◆ Excerpt provided:
------------------------------
I've been following the strategy posted on wizard of odds and using their simulator. Much appreciated....

However, I have 2 questions on the ideal strategy listed:
1) Why would I raise 2x on a flush draw (9 chances in the last 2 cards) and not on the open-ended straight draw (8 outs)? Can you go over the specific odds of both to justify the difference.

Flush pays 3 to 2, Straight 1 to 1, for the Blind bet. Plus In 7 card, it's not that much harder to get a flush than a straight, while the former beats the latter [for the heads-up bet with dealer]. Non-mathematical answer there for you, LOL.

https://wizardofodds.com/games/poker/

Quote:

2) I know you state that you specifically only are looking at dealer "outs" and considering one card, but the dealer does have two cards coming and I think that the "21 outs" is too high if considering both cards. Assuming that I have no pair in the 7 cards, but I have the highest kicker in my 2 card hand. That means that the dealer has 15 outs. Are there not 570 out of a possible 990 2 card hands that the dealer is holding that can beat my hand?
------------------------------
◆ Data excerpts:
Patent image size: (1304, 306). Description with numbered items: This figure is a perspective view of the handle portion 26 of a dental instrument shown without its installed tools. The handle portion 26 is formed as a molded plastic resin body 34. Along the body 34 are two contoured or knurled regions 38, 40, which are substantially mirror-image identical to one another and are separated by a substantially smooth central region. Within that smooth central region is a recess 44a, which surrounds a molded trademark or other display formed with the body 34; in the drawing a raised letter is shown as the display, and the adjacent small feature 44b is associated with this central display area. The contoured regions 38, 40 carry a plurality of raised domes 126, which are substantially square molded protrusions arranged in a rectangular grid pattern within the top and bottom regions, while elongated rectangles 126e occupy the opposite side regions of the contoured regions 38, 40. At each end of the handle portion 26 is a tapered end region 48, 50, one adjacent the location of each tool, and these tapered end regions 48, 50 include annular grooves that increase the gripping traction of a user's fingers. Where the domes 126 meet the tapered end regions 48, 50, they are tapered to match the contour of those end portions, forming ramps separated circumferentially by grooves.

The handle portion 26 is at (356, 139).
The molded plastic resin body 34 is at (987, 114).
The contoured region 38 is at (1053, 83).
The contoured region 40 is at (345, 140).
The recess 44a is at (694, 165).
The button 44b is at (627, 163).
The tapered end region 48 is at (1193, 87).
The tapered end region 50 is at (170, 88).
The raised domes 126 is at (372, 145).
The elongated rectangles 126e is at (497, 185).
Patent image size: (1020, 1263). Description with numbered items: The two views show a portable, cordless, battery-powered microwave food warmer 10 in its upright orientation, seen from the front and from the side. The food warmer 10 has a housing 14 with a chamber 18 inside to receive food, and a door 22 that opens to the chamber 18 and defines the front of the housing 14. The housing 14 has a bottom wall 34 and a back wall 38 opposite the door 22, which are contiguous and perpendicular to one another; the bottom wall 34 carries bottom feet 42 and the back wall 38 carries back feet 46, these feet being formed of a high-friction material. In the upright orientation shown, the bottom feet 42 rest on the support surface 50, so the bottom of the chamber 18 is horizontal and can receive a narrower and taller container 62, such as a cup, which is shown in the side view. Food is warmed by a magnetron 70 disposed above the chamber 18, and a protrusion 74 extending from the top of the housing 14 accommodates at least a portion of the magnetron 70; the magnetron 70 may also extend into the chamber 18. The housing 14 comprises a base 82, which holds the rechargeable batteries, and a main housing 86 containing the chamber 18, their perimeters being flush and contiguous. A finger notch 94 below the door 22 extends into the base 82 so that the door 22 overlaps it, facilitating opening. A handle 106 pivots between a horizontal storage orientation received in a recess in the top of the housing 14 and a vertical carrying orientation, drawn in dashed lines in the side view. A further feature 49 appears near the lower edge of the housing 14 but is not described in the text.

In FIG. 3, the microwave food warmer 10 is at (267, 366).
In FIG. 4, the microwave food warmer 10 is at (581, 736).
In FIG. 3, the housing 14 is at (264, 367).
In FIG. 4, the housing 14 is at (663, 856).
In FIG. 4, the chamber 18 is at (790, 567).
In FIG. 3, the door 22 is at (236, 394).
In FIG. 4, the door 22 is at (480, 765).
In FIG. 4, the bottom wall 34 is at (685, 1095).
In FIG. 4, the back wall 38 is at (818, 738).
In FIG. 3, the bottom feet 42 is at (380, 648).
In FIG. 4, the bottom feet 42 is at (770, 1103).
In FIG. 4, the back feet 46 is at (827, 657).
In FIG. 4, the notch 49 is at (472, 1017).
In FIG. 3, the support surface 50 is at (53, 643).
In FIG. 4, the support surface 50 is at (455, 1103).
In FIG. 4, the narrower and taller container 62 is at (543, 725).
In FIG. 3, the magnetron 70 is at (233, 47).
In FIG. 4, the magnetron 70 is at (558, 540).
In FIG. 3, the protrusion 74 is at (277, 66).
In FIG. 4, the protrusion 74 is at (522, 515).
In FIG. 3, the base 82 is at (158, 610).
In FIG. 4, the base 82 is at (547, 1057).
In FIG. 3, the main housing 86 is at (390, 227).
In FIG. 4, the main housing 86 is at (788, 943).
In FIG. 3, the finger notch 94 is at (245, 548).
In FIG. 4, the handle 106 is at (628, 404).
------------------------------
◆ Written problem:
Extract the complete forum post on poker raising strategy and dealer outs from the top of the page, copying it word for word.

◆ Answer below:
I've been following the strategy posted on wizard of odds and using their simulator. Much appreciated....

However, I have 2 questions on the ideal strategy listed:
1) Why would I raise 2x on a flush draw (9 chances in the last 2 cards) and not on the open-ended straight draw (8 outs)? Can you go over the specific odds of both to justify the difference.

Flush pays 3 to 2, Straight 1 to 1, for the Blind bet. Plus In 7 card, it's not that much harder to get a flush than a straight, while the former beats the latter [for the heads-up bet with dealer]. Non-mathematical answer there for you, LOL.

https://wizardofodds.com/games/poker/

Quote:

2) I know you state that you specifically only are looking at dealer "outs" and considering one card, but the dealer does have two cards coming and I think that the "21 outs" is too high if considering both cards. Assuming that I have no pair in the 7 cards, but I have the highest kicker in my 2 card hand. That means that the dealer has 15 outs. Are there not 570 out of a possible 990 2 card hands that the dealer is holding that can beat my hand?